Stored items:
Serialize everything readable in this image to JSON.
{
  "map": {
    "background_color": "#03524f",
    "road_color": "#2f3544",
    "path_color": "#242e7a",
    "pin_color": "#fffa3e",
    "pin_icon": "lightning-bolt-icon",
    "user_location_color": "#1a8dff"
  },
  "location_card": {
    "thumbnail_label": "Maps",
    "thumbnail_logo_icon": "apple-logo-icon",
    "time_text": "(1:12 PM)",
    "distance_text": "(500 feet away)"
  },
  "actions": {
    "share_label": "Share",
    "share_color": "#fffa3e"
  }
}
--
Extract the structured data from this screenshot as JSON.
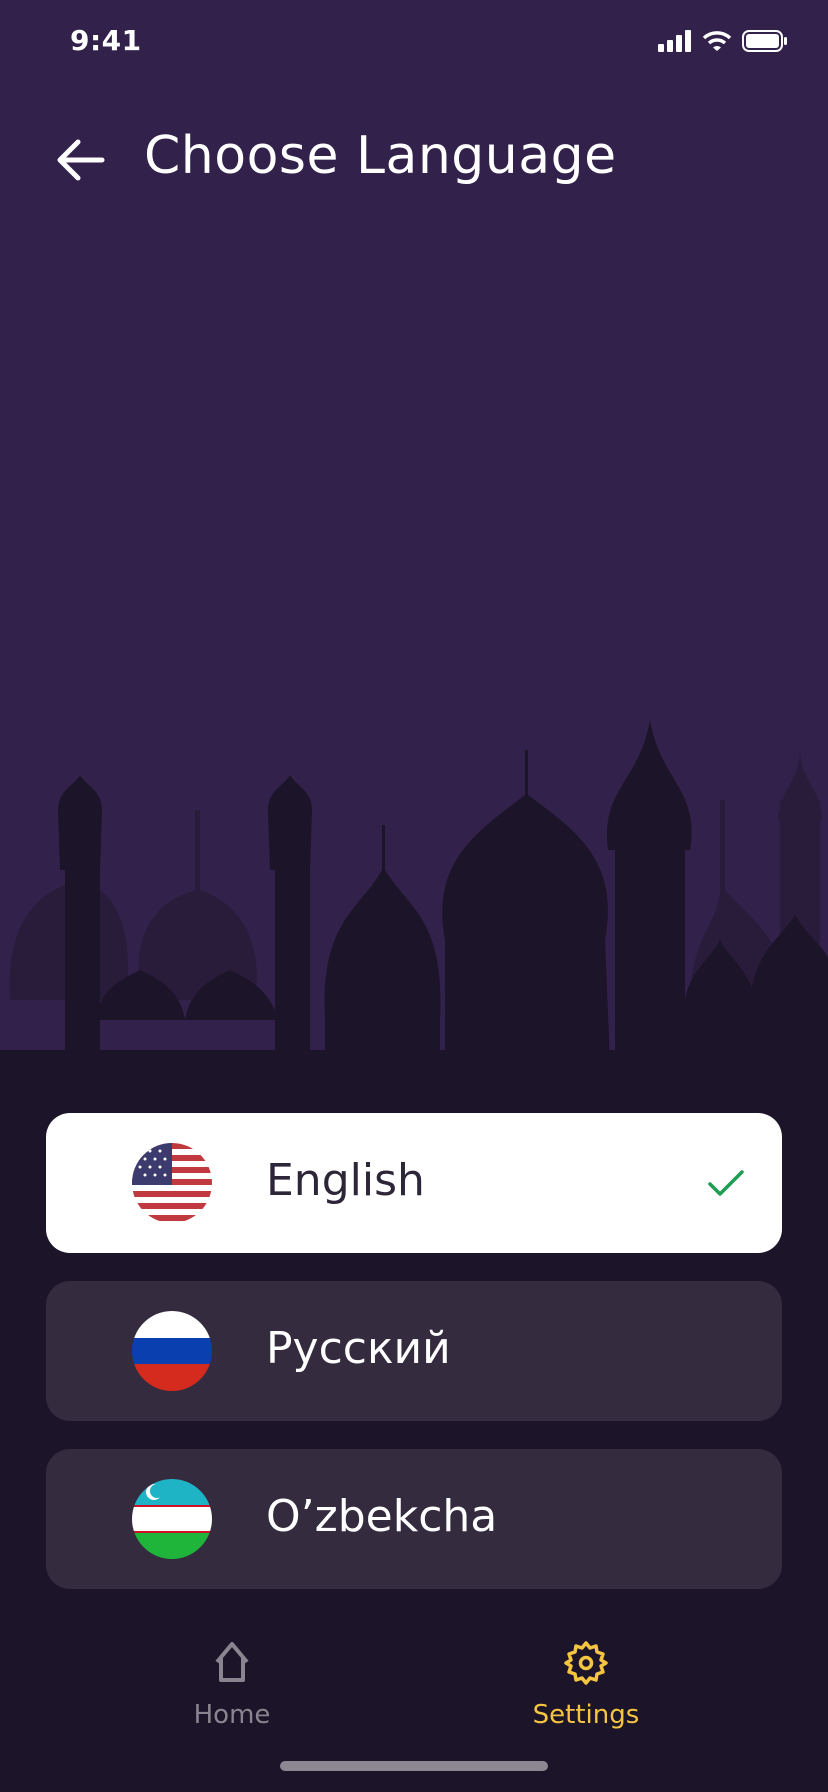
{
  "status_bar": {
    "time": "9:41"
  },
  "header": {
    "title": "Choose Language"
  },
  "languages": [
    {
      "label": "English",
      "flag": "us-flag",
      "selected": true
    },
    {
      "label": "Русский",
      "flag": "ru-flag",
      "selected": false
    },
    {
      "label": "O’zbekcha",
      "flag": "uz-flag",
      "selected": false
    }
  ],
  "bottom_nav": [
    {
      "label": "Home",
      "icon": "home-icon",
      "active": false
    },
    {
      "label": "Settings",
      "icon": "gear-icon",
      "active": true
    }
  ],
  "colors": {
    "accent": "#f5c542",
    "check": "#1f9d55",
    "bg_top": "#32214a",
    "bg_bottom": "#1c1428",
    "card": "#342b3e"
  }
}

> [What you are asked to do]:
Using the listing above, locate the lines that hold "icon" and copy each one.

> [Reply to the task]:
    "pin_icon": "lightning-bolt-icon",
    "thumbnail_logo_icon": "apple-logo-icon",
      "icon": "home-icon",
      "icon": "gear-icon",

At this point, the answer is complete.